■ Textauszug ■
#####

Auch wenn zur Abendszeit meist Dinge privater Natur über den Bildschirm zogen, ich klickte doch immer wieder in das eine Projekt rein, machte mir für ein anderes noch ein paar Usabilitygedanken oder beantwortete Kundenmails. Alles immer huschhusch, nebenbei, zwischendurch. So hatte ich immer das Gefühl, nie wirklich Feierabend oder gar ein Wochenende zu haben und war absolut überreizt. Schon letzten beiden Wochenenden haben die Batterie merklich angefüllt: so unbeschwert habe ich mich lange nicht gefühlt.
Daran möchte ich festhalten; mir abgewöhnen, immer auf dem Sprung zu sein. „Allzeit bereit” mag vielleicht ein schön klingendes Motto sein, ist es aber erstmal in Fleisch und Blut übergegangen mutiert es zu einem hohen Unzufriedenheitsfaktor.

#####

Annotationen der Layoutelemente
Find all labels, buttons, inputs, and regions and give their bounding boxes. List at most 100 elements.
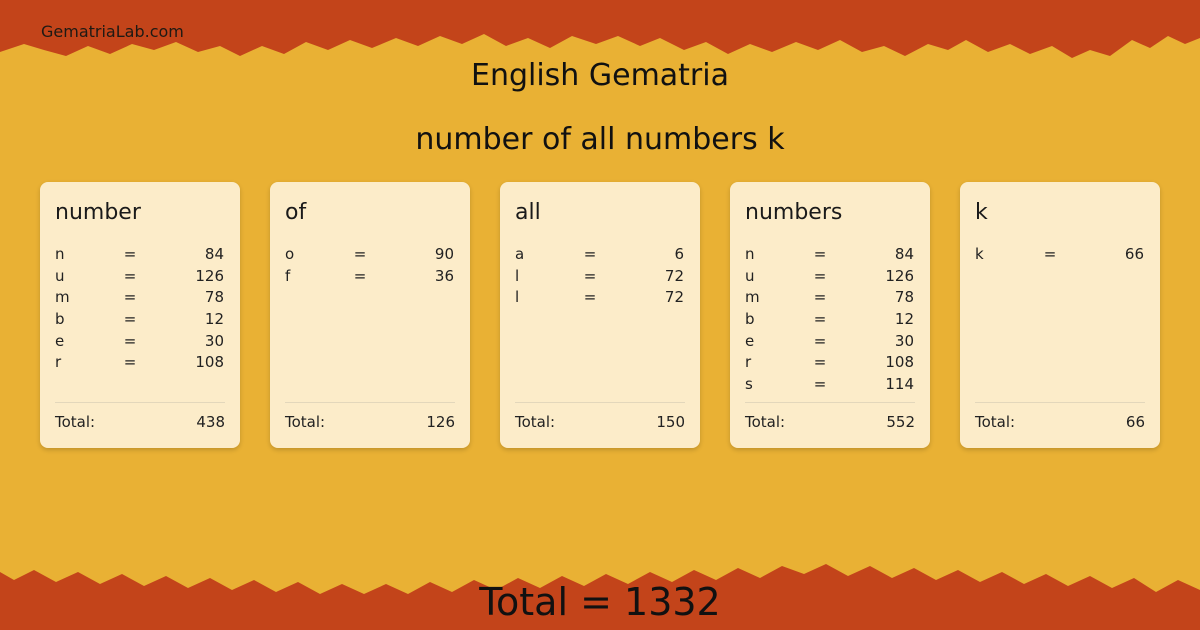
word-title: k (975, 200, 988, 225)
letter-row: b = 12 (745, 310, 914, 332)
grand-total: Total = 1332 (479, 580, 721, 624)
letter-value: 90 (434, 245, 454, 263)
letter-value: 36 (434, 266, 454, 285)
equals-sign: = (123, 353, 137, 372)
letter: n (55, 245, 65, 263)
phrase-heading: number of all numbers k (415, 122, 785, 157)
letter-list: k = 66 (975, 245, 1144, 267)
letter-row: m = 78 (55, 288, 224, 310)
equals-sign: = (813, 331, 827, 350)
letter-value: 12 (204, 310, 224, 329)
word-title: of (285, 200, 307, 225)
word-total: 66 (1125, 413, 1145, 431)
letter-row: k = 66 (975, 245, 1144, 267)
word-total: 552 (886, 413, 915, 431)
equals-sign: = (813, 245, 827, 263)
letter-row: u = 126 (55, 267, 224, 289)
word-total: 126 (426, 413, 455, 431)
letter: e (745, 331, 755, 350)
letter-value: 126 (195, 266, 224, 285)
letter: n (745, 245, 755, 263)
word-title: all (515, 200, 541, 225)
letter-value: 72 (664, 266, 684, 285)
letter: u (745, 266, 755, 285)
equals-sign: = (813, 353, 827, 372)
letter: s (745, 375, 753, 394)
letter: b (745, 310, 755, 329)
letter-list: o = 90 f = 36 (285, 245, 454, 288)
word-card: k k = 66 Total: 66 (960, 182, 1160, 448)
letter-row: m = 78 (745, 288, 914, 310)
equals-sign: = (353, 245, 367, 263)
word-total: 150 (656, 413, 685, 431)
letter-row: a = 6 (515, 245, 684, 267)
letter-value: 12 (894, 310, 914, 329)
equals-sign: = (123, 245, 137, 263)
letter-row: u = 126 (745, 267, 914, 289)
total-label: Total: (745, 413, 786, 431)
letter-value: 84 (894, 245, 914, 263)
letter: m (55, 288, 70, 307)
letter-value: 78 (204, 288, 224, 307)
letter-row: n = 84 (745, 245, 914, 267)
letter: l (515, 266, 520, 285)
letter-list: a = 6 l = 72 l = 72 (515, 245, 684, 310)
total-label: Total: (285, 413, 326, 431)
letter: r (745, 353, 752, 372)
divider (55, 402, 225, 403)
equals-sign: = (1043, 245, 1057, 263)
letter-list: n = 84 u = 126 m = 78 b = 12 e = 30 r = 108 (55, 245, 224, 375)
letter: e (55, 331, 65, 350)
word-title: numbers (745, 200, 843, 225)
divider (285, 402, 455, 403)
letter: l (515, 288, 520, 307)
site-name[interactable]: GematriaLab.com (41, 22, 184, 41)
letter-row: l = 72 (515, 288, 684, 310)
equals-sign: = (583, 266, 597, 285)
letter-row: r = 108 (55, 353, 224, 375)
letter: a (515, 245, 525, 263)
letter-value: 126 (885, 266, 914, 285)
letter: b (55, 310, 65, 329)
word-card: numbers n = 84 u = 126 m = 78 b = 12 e = 30 r = 108 s = 114 … (730, 182, 930, 448)
letter-value: 78 (894, 288, 914, 307)
letter-row: e = 30 (745, 332, 914, 354)
equals-sign: = (813, 310, 827, 329)
letter: f (285, 266, 291, 285)
letter: k (975, 245, 984, 263)
equals-sign: = (123, 288, 137, 307)
letter-value: 6 (674, 245, 684, 263)
equals-sign: = (583, 245, 597, 263)
letter-row: n = 84 (55, 245, 224, 267)
letter-list: n = 84 u = 126 m = 78 b = 12 e = 30 r = 108 s = 114 (745, 245, 914, 397)
letter: r (55, 353, 62, 372)
letter: m (745, 288, 760, 307)
divider (975, 402, 1145, 403)
letter-row: o = 90 (285, 245, 454, 267)
equals-sign: = (813, 288, 827, 307)
letter-value: 72 (664, 288, 684, 307)
letter: u (55, 266, 65, 285)
word-card: of o = 90 f = 36 Total: 126 (270, 182, 470, 448)
total-label: Total: (515, 413, 556, 431)
total-label: Total: (55, 413, 96, 431)
letter-value: 66 (1124, 245, 1144, 263)
letter-value: 30 (894, 331, 914, 350)
letter: o (285, 245, 295, 263)
letter-row: r = 108 (745, 353, 914, 375)
equals-sign: = (813, 375, 827, 394)
letter-row: e = 30 (55, 332, 224, 354)
letter-value: 108 (195, 353, 224, 372)
equals-sign: = (123, 331, 137, 350)
equals-sign: = (123, 266, 137, 285)
word-cards: number n = 84 u = 126 m = 78 b = 12 e = 30 r = 108 Total:… (40, 182, 1160, 448)
letter-row: l = 72 (515, 267, 684, 289)
total-label: Total: (975, 413, 1016, 431)
page-title: English Gematria (471, 58, 729, 93)
letter-row: b = 12 (55, 310, 224, 332)
letter-row: s = 114 (745, 375, 914, 397)
word-card: all a = 6 l = 72 l = 72 Total: 150 (500, 182, 700, 448)
divider (515, 402, 685, 403)
equals-sign: = (583, 288, 597, 307)
letter-row: f = 36 (285, 267, 454, 289)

#####

■ Deine Aufgabe ■
Schreib den Textauszug über das ständige Erreichbarsein nach Feierabend im Anschluss an seinen letzten Satz weiter.

■ Ergebnis ■
Um diesem Umbruch auch in meiner Arbeitsumgebung Ausdruck zu verleihen und einen ungünstigen, mich ins Dunkel zwingenden Lichteinfall auf die Bildschirme auszumerzen, wurde am Sonntag das Büro leergeräumt, aussortiert und umgestellt. Der Schreibtisch hat ein neues Plätzchen unter der Schräge gefunden; insgesamt wirkt der Raum wesentlich harmonischer. Jetzt sitze ich zwar mit dem Rücken zur Tür, aber dafür nicht mehr im Zwangsdunkeln. Der Rücken zur Tür fühlt sich noch sehr ungewohnt an und kribbelt ein wenig zwischen den Schultern (ich bin ein ausgeprägter „Rücken-zur-Wand-Blick-zur-Tür”-Mensch), da ich aber hier zu Hause bin gehe ich davon aus, dass das Unwohlsein nur eine Frage der Gewöhnung ist.
Ab jetzt heißt es: Eins nach dem Anderen (und 2€ für’s Phrasenschwein, ich hoffe das deckt den ganzen Eintrag). Nicht immer direkt schauen, was das für eine E-Mail ist, sondern auch mal einen Satz oder gar einen Artikel zu Ende lesen. Regelmäßig Feierabend ohne Schlupfloch machen. Der Überreizung Einhalt gebieten und die Ruhe erlernen.
Ich freu mich drauf!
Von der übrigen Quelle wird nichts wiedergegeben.